- **Task requirements**
Gather every line in the records below that contains the word "this".

- **Supplied data**
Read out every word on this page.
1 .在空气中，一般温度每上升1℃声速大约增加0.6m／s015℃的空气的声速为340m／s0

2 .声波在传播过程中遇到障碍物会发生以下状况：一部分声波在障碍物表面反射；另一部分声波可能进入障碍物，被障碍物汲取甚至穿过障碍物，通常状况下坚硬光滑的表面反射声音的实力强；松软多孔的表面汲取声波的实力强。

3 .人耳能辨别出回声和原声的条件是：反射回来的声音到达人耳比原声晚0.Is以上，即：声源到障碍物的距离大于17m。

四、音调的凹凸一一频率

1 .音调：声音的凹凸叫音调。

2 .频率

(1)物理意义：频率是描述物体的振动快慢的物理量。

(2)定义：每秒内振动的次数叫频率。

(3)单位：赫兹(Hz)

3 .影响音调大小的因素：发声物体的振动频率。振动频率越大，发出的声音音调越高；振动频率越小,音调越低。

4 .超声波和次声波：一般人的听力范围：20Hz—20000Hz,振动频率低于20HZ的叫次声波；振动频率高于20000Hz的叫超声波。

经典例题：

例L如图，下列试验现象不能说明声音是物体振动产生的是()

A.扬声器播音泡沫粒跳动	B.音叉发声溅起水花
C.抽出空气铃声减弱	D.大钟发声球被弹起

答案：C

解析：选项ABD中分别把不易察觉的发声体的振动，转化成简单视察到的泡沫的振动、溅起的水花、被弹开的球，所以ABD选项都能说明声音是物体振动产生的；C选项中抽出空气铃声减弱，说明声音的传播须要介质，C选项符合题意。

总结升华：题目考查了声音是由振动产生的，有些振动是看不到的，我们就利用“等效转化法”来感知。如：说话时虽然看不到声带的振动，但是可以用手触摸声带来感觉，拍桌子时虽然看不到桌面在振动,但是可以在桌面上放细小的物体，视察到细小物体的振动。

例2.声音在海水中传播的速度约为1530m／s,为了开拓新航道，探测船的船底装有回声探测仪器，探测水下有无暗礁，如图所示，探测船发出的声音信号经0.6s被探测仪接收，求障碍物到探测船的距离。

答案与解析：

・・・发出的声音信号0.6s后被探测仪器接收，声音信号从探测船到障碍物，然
--
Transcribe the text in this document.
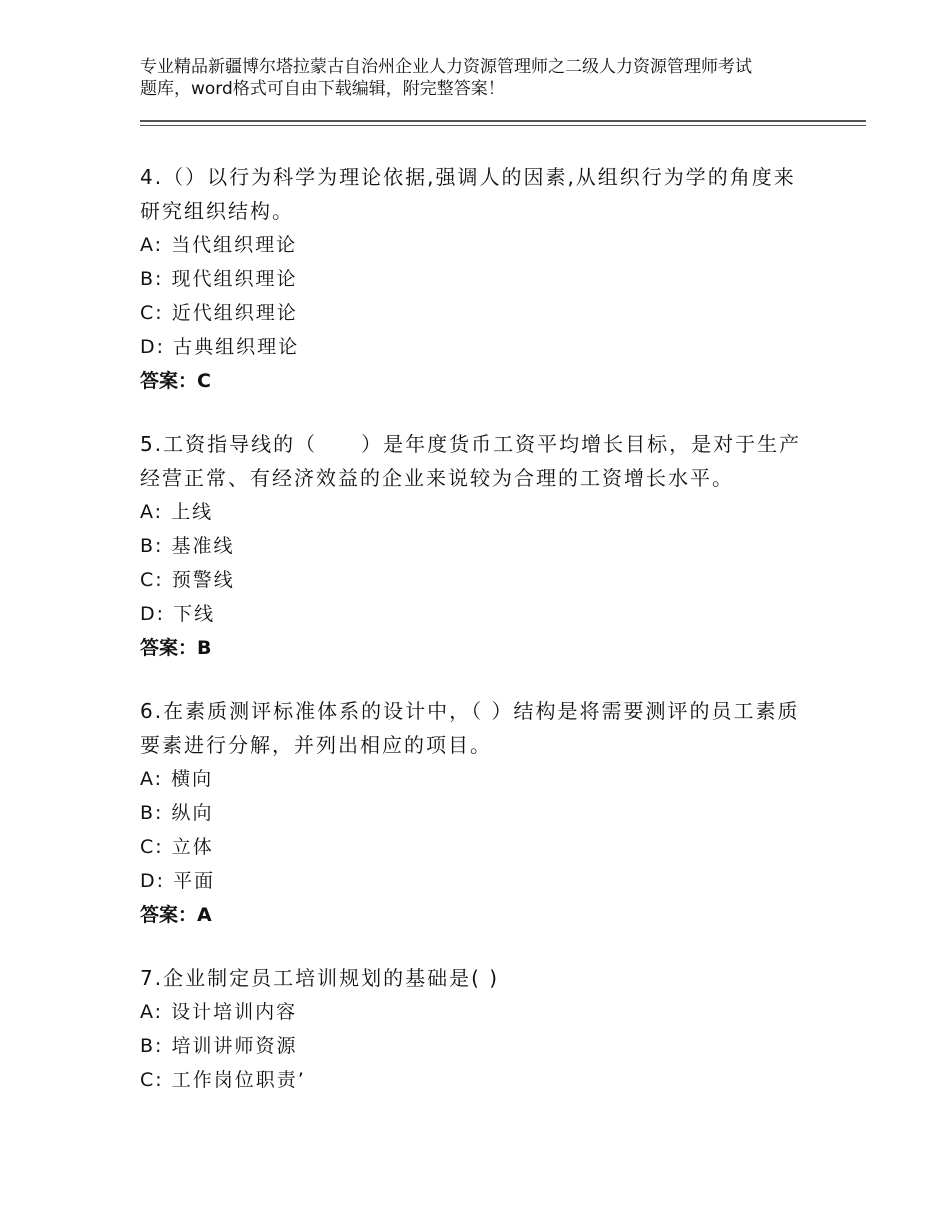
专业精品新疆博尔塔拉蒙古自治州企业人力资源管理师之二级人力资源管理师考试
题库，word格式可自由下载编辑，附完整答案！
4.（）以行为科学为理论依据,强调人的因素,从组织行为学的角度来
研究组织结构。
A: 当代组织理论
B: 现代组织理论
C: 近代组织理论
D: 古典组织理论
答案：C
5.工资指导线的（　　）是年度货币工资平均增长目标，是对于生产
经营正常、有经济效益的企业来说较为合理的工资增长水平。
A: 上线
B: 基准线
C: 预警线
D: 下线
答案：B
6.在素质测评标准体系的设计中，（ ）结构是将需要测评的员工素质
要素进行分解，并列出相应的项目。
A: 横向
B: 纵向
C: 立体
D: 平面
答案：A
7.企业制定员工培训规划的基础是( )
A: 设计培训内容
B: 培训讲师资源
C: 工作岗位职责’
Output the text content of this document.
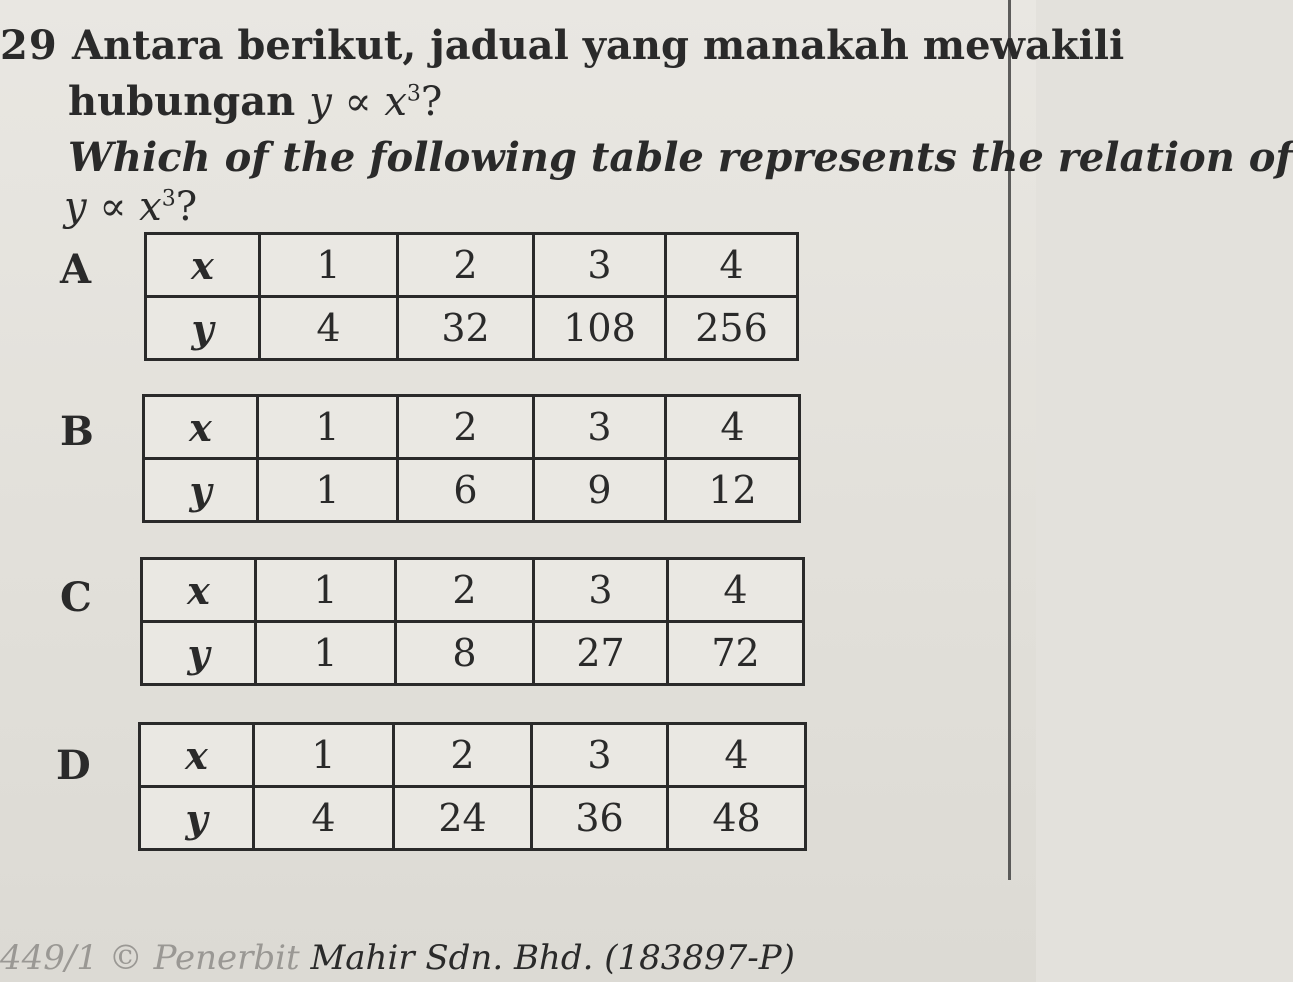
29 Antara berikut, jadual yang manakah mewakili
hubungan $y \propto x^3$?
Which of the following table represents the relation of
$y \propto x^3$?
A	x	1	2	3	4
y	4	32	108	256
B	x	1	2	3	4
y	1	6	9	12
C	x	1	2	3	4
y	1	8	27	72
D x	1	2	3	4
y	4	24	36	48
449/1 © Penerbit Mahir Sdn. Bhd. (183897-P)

- **Final result**
Read out every word on this page.
Transcribe the text in this document.
Output the text content of this document.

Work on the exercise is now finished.